[Items from a figure collection]
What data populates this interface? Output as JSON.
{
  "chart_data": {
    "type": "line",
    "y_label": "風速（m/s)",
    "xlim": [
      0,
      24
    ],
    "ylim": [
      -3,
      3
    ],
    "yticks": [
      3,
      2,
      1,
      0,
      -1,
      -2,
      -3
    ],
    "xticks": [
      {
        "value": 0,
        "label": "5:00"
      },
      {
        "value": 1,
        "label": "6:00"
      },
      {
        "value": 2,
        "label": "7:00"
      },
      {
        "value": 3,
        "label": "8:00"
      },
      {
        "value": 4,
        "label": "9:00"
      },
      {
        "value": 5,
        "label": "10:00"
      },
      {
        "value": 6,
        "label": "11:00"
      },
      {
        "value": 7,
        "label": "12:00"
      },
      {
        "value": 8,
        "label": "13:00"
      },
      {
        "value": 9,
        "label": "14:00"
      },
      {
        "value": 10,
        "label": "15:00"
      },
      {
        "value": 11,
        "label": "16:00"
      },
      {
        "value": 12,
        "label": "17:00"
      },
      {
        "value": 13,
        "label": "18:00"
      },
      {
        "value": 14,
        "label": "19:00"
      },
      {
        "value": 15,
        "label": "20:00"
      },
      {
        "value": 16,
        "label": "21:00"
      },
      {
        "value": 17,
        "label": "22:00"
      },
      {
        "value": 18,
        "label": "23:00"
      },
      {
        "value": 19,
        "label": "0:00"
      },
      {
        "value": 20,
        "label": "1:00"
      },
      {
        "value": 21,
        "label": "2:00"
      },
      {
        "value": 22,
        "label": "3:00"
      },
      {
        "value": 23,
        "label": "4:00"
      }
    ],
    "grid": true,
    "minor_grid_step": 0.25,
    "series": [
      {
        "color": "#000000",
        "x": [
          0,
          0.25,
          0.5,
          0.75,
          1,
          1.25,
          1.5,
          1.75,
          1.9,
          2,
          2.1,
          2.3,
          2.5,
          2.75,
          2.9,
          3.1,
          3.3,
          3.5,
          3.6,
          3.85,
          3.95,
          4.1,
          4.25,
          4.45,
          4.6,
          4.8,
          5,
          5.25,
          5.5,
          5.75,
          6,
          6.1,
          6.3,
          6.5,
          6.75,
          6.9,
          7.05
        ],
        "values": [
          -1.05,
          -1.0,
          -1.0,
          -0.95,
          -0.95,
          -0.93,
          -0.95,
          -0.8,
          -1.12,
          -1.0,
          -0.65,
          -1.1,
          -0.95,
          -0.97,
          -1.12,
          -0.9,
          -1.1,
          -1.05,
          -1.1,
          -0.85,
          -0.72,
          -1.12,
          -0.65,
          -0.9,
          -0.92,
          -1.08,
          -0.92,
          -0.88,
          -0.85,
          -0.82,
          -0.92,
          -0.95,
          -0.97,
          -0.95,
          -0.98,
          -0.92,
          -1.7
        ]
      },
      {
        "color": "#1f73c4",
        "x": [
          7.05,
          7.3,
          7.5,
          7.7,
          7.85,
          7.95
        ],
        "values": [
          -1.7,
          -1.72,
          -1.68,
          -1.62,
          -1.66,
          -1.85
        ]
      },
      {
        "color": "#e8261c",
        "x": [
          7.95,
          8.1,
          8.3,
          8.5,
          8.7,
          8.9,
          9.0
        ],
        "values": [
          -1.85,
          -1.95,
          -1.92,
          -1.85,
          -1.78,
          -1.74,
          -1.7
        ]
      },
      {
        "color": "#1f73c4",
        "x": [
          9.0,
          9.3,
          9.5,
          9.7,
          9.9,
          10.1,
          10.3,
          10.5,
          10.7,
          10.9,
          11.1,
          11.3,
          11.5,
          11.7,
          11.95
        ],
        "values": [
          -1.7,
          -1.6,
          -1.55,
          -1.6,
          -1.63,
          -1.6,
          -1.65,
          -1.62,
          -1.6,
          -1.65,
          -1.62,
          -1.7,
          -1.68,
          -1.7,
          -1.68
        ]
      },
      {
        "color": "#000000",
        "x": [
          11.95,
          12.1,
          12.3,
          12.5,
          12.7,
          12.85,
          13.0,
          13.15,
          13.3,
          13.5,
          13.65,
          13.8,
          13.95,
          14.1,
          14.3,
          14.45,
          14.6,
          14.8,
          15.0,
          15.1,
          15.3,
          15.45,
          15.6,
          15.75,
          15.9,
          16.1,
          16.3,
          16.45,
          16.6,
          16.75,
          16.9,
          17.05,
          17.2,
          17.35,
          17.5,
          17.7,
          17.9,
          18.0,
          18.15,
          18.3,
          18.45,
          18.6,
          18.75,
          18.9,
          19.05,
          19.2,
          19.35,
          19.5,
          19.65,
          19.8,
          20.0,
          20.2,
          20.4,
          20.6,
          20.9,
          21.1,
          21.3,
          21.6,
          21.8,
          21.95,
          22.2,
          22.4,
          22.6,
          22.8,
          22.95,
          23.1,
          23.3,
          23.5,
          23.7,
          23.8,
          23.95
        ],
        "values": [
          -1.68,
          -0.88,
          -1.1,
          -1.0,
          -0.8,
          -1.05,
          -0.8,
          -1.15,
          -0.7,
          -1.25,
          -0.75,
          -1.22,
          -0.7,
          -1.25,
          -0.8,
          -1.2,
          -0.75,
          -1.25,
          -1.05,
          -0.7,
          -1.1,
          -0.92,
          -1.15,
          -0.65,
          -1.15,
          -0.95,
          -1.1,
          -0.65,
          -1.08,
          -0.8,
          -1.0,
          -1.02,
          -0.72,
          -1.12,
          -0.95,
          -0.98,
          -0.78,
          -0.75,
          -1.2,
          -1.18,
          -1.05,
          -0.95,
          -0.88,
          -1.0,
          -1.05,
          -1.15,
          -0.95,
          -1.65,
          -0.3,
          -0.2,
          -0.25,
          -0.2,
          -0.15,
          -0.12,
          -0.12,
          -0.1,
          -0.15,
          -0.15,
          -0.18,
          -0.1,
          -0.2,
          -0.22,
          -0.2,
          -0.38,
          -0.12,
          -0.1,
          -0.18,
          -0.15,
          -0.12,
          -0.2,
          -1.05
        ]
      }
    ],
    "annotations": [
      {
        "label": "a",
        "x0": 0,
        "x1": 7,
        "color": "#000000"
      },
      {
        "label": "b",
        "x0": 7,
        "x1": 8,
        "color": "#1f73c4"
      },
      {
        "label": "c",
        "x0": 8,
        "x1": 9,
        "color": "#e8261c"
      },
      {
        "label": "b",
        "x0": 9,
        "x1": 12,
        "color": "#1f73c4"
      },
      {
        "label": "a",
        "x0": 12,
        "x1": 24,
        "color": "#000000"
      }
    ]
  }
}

Task goal:
Each line above must be printed exactly as it appears.

Full response:
What data populates this interface? Output as JSON.
{
  "chart_data": {
    "type": "line",
    "y_label": "風速（m/s)",
    "xlim": [
      0,
      24
    ],
    "ylim": [
      -3,
      3
    ],
    "yticks": [
      3,
      2,
      1,
      0,
      -1,
      -2,
      -3
    ],
    "xticks": [
      {
        "value": 0,
        "label": "5:00"
      },
      {
        "value": 1,
        "label": "6:00"
      },
      {
        "value": 2,
        "label": "7:00"
      },
      {
        "value": 3,
        "label": "8:00"
      },
      {
        "value": 4,
        "label": "9:00"
      },
      {
        "value": 5,
        "label": "10:00"
      },
      {
        "value": 6,
        "label": "11:00"
      },
      {
        "value": 7,
        "label": "12:00"
      },
      {
        "value": 8,
        "label": "13:00"
      },
      {
        "value": 9,
        "label": "14:00"
      },
      {
        "value": 10,
        "label": "15:00"
      },
      {
        "value": 11,
        "label": "16:00"
      },
      {
        "value": 12,
        "label": "17:00"
      },
      {
        "value": 13,
        "label": "18:00"
      },
      {
        "value": 14,
        "label": "19:00"
      },
      {
        "value": 15,
        "label": "20:00"
      },
      {
        "value": 16,
        "label": "21:00"
      },
      {
        "value": 17,
        "label": "22:00"
      },
      {
        "value": 18,
        "label": "23:00"
      },
      {
        "value": 19,
        "label": "0:00"
      },
      {
        "value": 20,
        "label": "1:00"
      },
      {
        "value": 21,
        "label": "2:00"
      },
      {
        "value": 22,
        "label": "3:00"
      },
      {
        "value": 23,
        "label": "4:00"
      }
    ],
    "grid": true,
    "minor_grid_step": 0.25,
    "series": [
      {
        "color": "#000000",
        "x": [
          0,
          0.25,
          0.5,
          0.75,
          1,
          1.25,
          1.5,
          1.75,
          1.9,
          2,
          2.1,
          2.3,
          2.5,
          2.75,
          2.9,
          3.1,
          3.3,
          3.5,
          3.6,
          3.85,
          3.95,
          4.1,
          4.25,
          4.45,
          4.6,
          4.8,
          5,
          5.25,
          5.5,
          5.75,
          6,
          6.1,
          6.3,
          6.5,
          6.75,
          6.9,
          7.05
        ],
        "values": [
          -1.05,
          -1.0,
          -1.0,
          -0.95,
          -0.95,
          -0.93,
          -0.95,
          -0.8,
          -1.12,
          -1.0,
          -0.65,
          -1.1,
          -0.95,
          -0.97,
          -1.12,
          -0.9,
          -1.1,
          -1.05,
          -1.1,
          -0.85,
          -0.72,
          -1.12,
          -0.65,
          -0.9,
          -0.92,
          -1.08,
          -0.92,
          -0.88,
          -0.85,
          -0.82,
          -0.92,
          -0.95,
          -0.97,
          -0.95,
          -0.98,
          -0.92,
          -1.7
        ]
      },
      {
        "color": "#1f73c4",
        "x": [
          7.05,
          7.3,
          7.5,
          7.7,
          7.85,
          7.95
        ],
        "values": [
          -1.7,
          -1.72,
          -1.68,
          -1.62,
          -1.66,
          -1.85
        ]
      },
      {
        "color": "#e8261c",
        "x": [
          7.95,
          8.1,
          8.3,
          8.5,
          8.7,
          8.9,
          9.0
        ],
        "values": [
          -1.85,
          -1.95,
          -1.92,
          -1.85,
          -1.78,
          -1.74,
          -1.7
        ]
      },
      {
        "color": "#1f73c4",
        "x": [
          9.0,
          9.3,
          9.5,
          9.7,
          9.9,
          10.1,
          10.3,
          10.5,
          10.7,
          10.9,
          11.1,
          11.3,
          11.5,
          11.7,
          11.95
        ],
        "values": [
          -1.7,
          -1.6,
          -1.55,
          -1.6,
          -1.63,
          -1.6,
          -1.65,
          -1.62,
          -1.6,
          -1.65,
          -1.62,
          -1.7,
          -1.68,
          -1.7,
          -1.68
        ]
      },
      {
        "color": "#000000",
        "x": [
          11.95,
          12.1,
          12.3,
          12.5,
          12.7,
          12.85,
          13.0,
          13.15,
          13.3,
          13.5,
          13.65,
          13.8,
          13.95,
          14.1,
          14.3,
          14.45,
          14.6,
          14.8,
          15.0,
          15.1,
          15.3,
          15.45,
          15.6,
          15.75,
          15.9,
          16.1,
          16.3,
          16.45,
          16.6,
          16.75,
          16.9,
          17.05,
          17.2,
          17.35,
          17.5,
          17.7,
          17.9,
          18.0,
          18.15,
          18.3,
          18.45,
          18.6,
          18.75,
          18.9,
          19.05,
          19.2,
          19.35,
          19.5,
          19.65,
          19.8,
          20.0,
          20.2,
          20.4,
          20.6,
          20.9,
          21.1,
          21.3,
          21.6,
          21.8,
          21.95,
          22.2,
          22.4,
          22.6,
          22.8,
          22.95,
          23.1,
          23.3,
          23.5,
          23.7,
          23.8,
          23.95
        ],
        "values": [
          -1.68,
          -0.88,
          -1.1,
          -1.0,
          -0.8,
          -1.05,
          -0.8,
          -1.15,
          -0.7,
          -1.25,
          -0.75,
          -1.22,
          -0.7,
          -1.25,
          -0.8,
          -1.2,
          -0.75,
          -1.25,
          -1.05,
          -0.7,
          -1.1,
          -0.92,
          -1.15,
          -0.65,
          -1.15,
          -0.95,
          -1.1,
          -0.65,
          -1.08,
          -0.8,
          -1.0,
          -1.02,
          -0.72,
          -1.12,
          -0.95,
          -0.98,
          -0.78,
          -0.75,
          -1.2,
          -1.18,
          -1.05,
          -0.95,
          -0.88,
          -1.0,
          -1.05,
          -1.15,
          -0.95,
          -1.65,
          -0.3,
          -0.2,
          -0.25,
          -0.2,
          -0.15,
          -0.12,
          -0.12,
          -0.1,
          -0.15,
          -0.15,
          -0.18,
          -0.1,
          -0.2,
          -0.22,
          -0.2,
          -0.38,
          -0.12,
          -0.1,
          -0.18,
          -0.15,
          -0.12,
          -0.2,
          -1.05
        ]
      }
    ],
    "annotations": [
      {
        "label": "a",
        "x0": 0,
        "x1": 7,
        "color": "#000000"
      },
      {
        "label": "b",
        "x0": 7,
        "x1": 8,
        "color": "#1f73c4"
      },
      {
        "label": "c",
        "x0": 8,
        "x1": 9,
        "color": "#e8261c"
      },
      {
        "label": "b",
        "x0": 9,
        "x1": 12,
        "color": "#1f73c4"
      },
      {
        "label": "a",
        "x0": 12,
        "x1": 24,
        "color": "#000000"
      }
    ]
  }
}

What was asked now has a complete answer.